*PROBLEM STATEMENT*. Give only the count of lines containing "kinh".

*PROVIDED INFORMATION*.
^^^^^^^^^^^^^^^^

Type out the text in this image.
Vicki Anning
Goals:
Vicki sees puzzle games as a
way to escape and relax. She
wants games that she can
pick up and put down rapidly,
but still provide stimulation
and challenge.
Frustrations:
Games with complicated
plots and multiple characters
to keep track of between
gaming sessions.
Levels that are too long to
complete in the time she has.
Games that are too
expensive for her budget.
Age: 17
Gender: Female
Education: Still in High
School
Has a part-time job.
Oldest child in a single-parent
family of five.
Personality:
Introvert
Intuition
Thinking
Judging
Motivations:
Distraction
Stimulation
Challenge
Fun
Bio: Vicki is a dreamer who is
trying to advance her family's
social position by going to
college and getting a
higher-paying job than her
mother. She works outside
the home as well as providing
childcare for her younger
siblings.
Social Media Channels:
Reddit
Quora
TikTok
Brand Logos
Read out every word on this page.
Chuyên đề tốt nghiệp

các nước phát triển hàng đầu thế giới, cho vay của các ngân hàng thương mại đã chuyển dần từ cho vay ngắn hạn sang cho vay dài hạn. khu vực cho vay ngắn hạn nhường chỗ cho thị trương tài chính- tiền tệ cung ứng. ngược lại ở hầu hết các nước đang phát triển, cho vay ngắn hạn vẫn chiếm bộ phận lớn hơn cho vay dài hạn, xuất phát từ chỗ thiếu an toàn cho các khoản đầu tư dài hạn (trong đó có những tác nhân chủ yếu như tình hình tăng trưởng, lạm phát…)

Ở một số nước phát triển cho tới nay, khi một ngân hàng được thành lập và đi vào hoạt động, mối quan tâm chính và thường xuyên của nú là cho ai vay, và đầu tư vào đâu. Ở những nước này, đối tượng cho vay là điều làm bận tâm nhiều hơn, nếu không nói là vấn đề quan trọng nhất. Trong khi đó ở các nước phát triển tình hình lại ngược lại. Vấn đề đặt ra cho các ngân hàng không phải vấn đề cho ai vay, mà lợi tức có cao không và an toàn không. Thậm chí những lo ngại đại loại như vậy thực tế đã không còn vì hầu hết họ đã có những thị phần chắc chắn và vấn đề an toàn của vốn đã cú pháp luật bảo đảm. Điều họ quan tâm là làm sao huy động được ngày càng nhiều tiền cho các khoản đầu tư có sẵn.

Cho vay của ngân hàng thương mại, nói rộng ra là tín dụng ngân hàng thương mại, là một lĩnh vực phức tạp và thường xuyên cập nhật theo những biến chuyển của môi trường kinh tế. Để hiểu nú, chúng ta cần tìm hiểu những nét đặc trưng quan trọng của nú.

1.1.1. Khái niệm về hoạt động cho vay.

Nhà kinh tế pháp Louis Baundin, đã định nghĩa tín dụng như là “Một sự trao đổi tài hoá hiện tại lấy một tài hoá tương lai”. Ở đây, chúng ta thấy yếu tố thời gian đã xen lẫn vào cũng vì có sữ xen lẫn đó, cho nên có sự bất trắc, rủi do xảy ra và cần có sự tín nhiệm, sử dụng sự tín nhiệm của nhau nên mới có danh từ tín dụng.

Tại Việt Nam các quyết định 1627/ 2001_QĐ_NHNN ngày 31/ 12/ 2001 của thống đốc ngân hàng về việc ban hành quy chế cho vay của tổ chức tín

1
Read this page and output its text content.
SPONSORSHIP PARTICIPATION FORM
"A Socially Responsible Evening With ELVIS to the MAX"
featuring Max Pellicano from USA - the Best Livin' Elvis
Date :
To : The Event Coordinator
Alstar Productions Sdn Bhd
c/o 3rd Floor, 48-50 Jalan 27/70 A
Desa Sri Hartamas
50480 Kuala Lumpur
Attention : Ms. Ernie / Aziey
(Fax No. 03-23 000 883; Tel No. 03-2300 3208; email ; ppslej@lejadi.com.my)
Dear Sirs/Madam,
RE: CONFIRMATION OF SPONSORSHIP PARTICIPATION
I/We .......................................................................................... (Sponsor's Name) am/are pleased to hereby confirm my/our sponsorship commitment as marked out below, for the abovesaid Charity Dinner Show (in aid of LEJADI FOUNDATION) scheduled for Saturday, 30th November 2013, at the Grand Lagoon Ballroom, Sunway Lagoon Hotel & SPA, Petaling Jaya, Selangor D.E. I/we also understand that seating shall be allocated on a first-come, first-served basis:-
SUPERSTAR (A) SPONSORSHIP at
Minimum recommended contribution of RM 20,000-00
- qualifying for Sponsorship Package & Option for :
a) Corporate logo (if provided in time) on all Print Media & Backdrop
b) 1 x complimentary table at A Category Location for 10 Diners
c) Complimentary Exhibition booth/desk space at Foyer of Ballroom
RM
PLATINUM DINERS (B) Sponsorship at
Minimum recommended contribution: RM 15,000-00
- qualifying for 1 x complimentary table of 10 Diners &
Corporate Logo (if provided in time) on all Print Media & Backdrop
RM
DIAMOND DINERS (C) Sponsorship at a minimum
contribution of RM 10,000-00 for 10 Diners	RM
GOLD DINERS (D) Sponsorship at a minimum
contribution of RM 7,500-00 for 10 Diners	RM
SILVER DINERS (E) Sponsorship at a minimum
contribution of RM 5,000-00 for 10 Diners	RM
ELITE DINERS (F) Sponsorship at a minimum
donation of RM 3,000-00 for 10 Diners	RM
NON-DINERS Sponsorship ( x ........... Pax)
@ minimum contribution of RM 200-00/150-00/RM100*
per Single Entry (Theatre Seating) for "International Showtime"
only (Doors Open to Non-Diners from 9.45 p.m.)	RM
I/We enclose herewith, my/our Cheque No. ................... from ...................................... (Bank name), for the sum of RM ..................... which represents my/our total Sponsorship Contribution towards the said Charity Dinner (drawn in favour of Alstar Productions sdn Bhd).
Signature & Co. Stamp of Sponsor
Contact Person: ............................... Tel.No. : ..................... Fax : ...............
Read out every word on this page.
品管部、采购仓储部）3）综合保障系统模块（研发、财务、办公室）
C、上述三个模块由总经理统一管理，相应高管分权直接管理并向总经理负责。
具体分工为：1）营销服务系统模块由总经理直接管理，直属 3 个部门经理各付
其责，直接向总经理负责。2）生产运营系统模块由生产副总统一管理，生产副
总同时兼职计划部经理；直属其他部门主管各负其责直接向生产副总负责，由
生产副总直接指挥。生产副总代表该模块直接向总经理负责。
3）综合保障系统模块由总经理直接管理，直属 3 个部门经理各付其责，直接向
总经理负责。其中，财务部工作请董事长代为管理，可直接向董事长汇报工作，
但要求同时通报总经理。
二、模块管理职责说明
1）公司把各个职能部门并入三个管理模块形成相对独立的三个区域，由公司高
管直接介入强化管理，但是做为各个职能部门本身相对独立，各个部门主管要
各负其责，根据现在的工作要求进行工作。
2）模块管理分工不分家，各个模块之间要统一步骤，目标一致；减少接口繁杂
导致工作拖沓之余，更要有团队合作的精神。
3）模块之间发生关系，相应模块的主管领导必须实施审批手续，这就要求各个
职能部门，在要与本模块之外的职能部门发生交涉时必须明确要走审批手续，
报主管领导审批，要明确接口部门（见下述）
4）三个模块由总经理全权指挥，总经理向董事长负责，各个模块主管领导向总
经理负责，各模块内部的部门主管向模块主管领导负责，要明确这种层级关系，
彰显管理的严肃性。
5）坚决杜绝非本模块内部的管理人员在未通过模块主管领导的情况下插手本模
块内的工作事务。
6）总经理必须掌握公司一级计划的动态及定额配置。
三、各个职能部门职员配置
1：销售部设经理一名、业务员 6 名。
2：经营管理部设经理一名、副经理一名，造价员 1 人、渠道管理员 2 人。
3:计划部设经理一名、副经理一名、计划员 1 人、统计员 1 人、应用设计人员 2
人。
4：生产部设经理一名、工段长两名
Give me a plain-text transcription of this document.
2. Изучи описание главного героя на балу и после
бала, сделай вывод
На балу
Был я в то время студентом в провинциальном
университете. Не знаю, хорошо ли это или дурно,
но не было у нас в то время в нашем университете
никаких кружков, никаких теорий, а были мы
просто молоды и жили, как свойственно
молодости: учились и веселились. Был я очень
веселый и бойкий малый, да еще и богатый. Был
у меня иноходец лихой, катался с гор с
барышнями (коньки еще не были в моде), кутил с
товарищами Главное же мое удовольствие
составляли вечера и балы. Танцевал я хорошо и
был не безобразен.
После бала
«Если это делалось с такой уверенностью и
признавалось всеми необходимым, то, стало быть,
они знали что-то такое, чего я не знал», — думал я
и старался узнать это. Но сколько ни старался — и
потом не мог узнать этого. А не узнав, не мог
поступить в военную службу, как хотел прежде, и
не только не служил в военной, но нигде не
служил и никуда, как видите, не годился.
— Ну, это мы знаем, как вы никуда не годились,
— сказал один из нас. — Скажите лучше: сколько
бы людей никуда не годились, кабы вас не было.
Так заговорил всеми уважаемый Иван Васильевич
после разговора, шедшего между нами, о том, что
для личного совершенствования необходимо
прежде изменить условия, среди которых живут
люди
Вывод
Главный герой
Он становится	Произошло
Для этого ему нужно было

^^^^^^^^^^^^^^^^

*EXPECTED ANSWER*. 2